**Problem:**
Give the listing again in full, exactly as written.

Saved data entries
********************
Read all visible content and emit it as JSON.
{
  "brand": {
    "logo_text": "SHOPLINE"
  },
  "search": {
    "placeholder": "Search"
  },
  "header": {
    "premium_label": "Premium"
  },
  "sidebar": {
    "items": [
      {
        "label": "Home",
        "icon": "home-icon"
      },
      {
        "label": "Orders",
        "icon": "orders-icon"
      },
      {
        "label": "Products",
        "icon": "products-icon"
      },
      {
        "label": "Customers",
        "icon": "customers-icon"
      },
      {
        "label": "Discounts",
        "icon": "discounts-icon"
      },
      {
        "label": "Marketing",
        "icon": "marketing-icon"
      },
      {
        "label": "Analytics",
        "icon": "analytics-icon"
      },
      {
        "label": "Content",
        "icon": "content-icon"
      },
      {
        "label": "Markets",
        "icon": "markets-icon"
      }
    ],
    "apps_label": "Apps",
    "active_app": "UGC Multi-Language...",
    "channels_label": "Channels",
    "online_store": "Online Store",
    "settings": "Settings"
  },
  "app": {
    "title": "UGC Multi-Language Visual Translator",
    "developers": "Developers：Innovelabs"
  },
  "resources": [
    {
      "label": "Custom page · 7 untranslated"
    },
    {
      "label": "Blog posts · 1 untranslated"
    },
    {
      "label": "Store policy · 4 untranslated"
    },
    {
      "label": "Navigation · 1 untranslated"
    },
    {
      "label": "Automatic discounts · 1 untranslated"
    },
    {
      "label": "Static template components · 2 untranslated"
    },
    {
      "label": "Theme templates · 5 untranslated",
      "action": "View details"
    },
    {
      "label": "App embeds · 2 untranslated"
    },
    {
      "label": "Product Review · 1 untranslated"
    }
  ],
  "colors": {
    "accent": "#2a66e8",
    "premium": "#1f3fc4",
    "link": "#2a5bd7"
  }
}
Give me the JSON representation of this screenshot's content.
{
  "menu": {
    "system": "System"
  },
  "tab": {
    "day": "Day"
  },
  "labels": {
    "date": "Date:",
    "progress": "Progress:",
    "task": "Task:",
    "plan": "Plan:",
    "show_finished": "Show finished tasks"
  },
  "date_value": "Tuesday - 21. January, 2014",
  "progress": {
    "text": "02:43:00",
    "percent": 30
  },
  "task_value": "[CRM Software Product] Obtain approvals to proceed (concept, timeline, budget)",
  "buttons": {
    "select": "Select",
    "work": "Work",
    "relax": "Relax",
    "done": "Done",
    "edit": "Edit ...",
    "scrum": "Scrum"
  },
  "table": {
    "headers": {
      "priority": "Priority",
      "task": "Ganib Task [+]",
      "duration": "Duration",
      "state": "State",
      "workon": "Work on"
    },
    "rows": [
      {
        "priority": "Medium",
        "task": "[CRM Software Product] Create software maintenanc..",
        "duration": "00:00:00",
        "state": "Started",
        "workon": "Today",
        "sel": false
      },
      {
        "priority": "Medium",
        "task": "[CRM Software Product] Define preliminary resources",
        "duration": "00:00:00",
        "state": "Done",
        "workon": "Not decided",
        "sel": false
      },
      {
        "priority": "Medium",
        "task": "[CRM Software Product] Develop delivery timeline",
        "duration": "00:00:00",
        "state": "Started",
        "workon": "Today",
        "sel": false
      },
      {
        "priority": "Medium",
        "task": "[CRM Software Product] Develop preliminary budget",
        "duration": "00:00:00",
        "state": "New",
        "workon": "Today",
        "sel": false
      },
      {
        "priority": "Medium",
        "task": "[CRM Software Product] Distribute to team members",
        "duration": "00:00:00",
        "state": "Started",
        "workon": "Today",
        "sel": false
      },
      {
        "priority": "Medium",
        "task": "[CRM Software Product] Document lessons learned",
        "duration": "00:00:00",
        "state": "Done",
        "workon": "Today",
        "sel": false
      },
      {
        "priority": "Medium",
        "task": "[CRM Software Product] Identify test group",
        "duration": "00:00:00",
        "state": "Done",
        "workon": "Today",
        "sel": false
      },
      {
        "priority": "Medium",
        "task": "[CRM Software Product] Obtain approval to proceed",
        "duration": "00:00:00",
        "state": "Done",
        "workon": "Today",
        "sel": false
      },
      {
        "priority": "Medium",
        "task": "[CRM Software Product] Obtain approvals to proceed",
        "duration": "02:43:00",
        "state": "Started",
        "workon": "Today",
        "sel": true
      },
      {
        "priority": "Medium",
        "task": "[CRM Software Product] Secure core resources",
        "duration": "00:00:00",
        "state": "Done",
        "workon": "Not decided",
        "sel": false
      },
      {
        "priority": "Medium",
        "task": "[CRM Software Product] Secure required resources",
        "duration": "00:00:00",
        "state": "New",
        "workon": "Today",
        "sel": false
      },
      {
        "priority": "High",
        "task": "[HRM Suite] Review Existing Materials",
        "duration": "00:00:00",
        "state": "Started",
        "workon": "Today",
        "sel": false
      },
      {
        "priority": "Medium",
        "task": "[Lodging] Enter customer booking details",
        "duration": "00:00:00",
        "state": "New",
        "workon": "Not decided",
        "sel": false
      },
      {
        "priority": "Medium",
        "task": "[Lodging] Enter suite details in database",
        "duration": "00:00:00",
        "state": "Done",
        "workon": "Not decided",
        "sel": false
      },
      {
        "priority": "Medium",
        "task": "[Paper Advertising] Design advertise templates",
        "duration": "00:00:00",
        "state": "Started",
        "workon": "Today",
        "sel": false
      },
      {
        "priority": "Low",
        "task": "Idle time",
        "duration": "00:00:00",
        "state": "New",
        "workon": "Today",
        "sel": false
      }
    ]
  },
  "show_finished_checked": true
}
********************
**Task solution:**
Read all visible content and emit it as JSON.
{
  "brand": {
    "logo_text": "SHOPLINE"
  },
  "search": {
    "placeholder": "Search"
  },
  "header": {
    "premium_label": "Premium"
  },
  "sidebar": {
    "items": [
      {
        "label": "Home",
        "icon": "home-icon"
      },
      {
        "label": "Orders",
        "icon": "orders-icon"
      },
      {
        "label": "Products",
        "icon": "products-icon"
      },
      {
        "label": "Customers",
        "icon": "customers-icon"
      },
      {
        "label": "Discounts",
        "icon": "discounts-icon"
      },
      {
        "label": "Marketing",
        "icon": "marketing-icon"
      },
      {
        "label": "Analytics",
        "icon": "analytics-icon"
      },
      {
        "label": "Content",
        "icon": "content-icon"
      },
      {
        "label": "Markets",
        "icon": "markets-icon"
      }
    ],
    "apps_label": "Apps",
    "active_app": "UGC Multi-Language...",
    "channels_label": "Channels",
    "online_store": "Online Store",
    "settings": "Settings"
  },
  "app": {
    "title": "UGC Multi-Language Visual Translator",
    "developers": "Developers：Innovelabs"
  },
  "resources": [
    {
      "label": "Custom page · 7 untranslated"
    },
    {
      "label": "Blog posts · 1 untranslated"
    },
    {
      "label": "Store policy · 4 untranslated"
    },
    {
      "label": "Navigation · 1 untranslated"
    },
    {
      "label": "Automatic discounts · 1 untranslated"
    },
    {
      "label": "Static template components · 2 untranslated"
    },
    {
      "label": "Theme templates · 5 untranslated",
      "action": "View details"
    },
    {
      "label": "App embeds · 2 untranslated"
    },
    {
      "label": "Product Review · 1 untranslated"
    }
  ],
  "colors": {
    "accent": "#2a66e8",
    "premium": "#1f3fc4",
    "link": "#2a5bd7"
  }
}
Give me the JSON representation of this screenshot's content.
{
  "menu": {
    "system": "System"
  },
  "tab": {
    "day": "Day"
  },
  "labels": {
    "date": "Date:",
    "progress": "Progress:",
    "task": "Task:",
    "plan": "Plan:",
    "show_finished": "Show finished tasks"
  },
  "date_value": "Tuesday - 21. January, 2014",
  "progress": {
    "text": "02:43:00",
    "percent": 30
  },
  "task_value": "[CRM Software Product] Obtain approvals to proceed (concept, timeline, budget)",
  "buttons": {
    "select": "Select",
    "work": "Work",
    "relax": "Relax",
    "done": "Done",
    "edit": "Edit ...",
    "scrum": "Scrum"
  },
  "table": {
    "headers": {
      "priority": "Priority",
      "task": "Ganib Task [+]",
      "duration": "Duration",
      "state": "State",
      "workon": "Work on"
    },
    "rows": [
      {
        "priority": "Medium",
        "task": "[CRM Software Product] Create software maintenanc..",
        "duration": "00:00:00",
        "state": "Started",
        "workon": "Today",
        "sel": false
      },
      {
        "priority": "Medium",
        "task": "[CRM Software Product] Define preliminary resources",
        "duration": "00:00:00",
        "state": "Done",
        "workon": "Not decided",
        "sel": false
      },
      {
        "priority": "Medium",
        "task": "[CRM Software Product] Develop delivery timeline",
        "duration": "00:00:00",
        "state": "Started",
        "workon": "Today",
        "sel": false
      },
      {
        "priority": "Medium",
        "task": "[CRM Software Product] Develop preliminary budget",
        "duration": "00:00:00",
        "state": "New",
        "workon": "Today",
        "sel": false
      },
      {
        "priority": "Medium",
        "task": "[CRM Software Product] Distribute to team members",
        "duration": "00:00:00",
        "state": "Started",
        "workon": "Today",
        "sel": false
      },
      {
        "priority": "Medium",
        "task": "[CRM Software Product] Document lessons learned",
        "duration": "00:00:00",
        "state": "Done",
        "workon": "Today",
        "sel": false
      },
      {
        "priority": "Medium",
        "task": "[CRM Software Product] Identify test group",
        "duration": "00:00:00",
        "state": "Done",
        "workon": "Today",
        "sel": false
      },
      {
        "priority": "Medium",
        "task": "[CRM Software Product] Obtain approval to proceed",
        "duration": "00:00:00",
        "state": "Done",
        "workon": "Today",
        "sel": false
      },
      {
        "priority": "Medium",
        "task": "[CRM Software Product] Obtain approvals to proceed",
        "duration": "02:43:00",
        "state": "Started",
        "workon": "Today",
        "sel": true
      },
      {
        "priority": "Medium",
        "task": "[CRM Software Product] Secure core resources",
        "duration": "00:00:00",
        "state": "Done",
        "workon": "Not decided",
        "sel": false
      },
      {
        "priority": "Medium",
        "task": "[CRM Software Product] Secure required resources",
        "duration": "00:00:00",
        "state": "New",
        "workon": "Today",
        "sel": false
      },
      {
        "priority": "High",
        "task": "[HRM Suite] Review Existing Materials",
        "duration": "00:00:00",
        "state": "Started",
        "workon": "Today",
        "sel": false
      },
      {
        "priority": "Medium",
        "task": "[Lodging] Enter customer booking details",
        "duration": "00:00:00",
        "state": "New",
        "workon": "Not decided",
        "sel": false
      },
      {
        "priority": "Medium",
        "task": "[Lodging] Enter suite details in database",
        "duration": "00:00:00",
        "state": "Done",
        "workon": "Not decided",
        "sel": false
      },
      {
        "priority": "Medium",
        "task": "[Paper Advertising] Design advertise templates",
        "duration": "00:00:00",
        "state": "Started",
        "workon": "Today",
        "sel": false
      },
      {
        "priority": "Low",
        "task": "Idle time",
        "duration": "00:00:00",
        "state": "New",
        "workon": "Today",
        "sel": false
      }
    ]
  },
  "show_finished_checked": true
}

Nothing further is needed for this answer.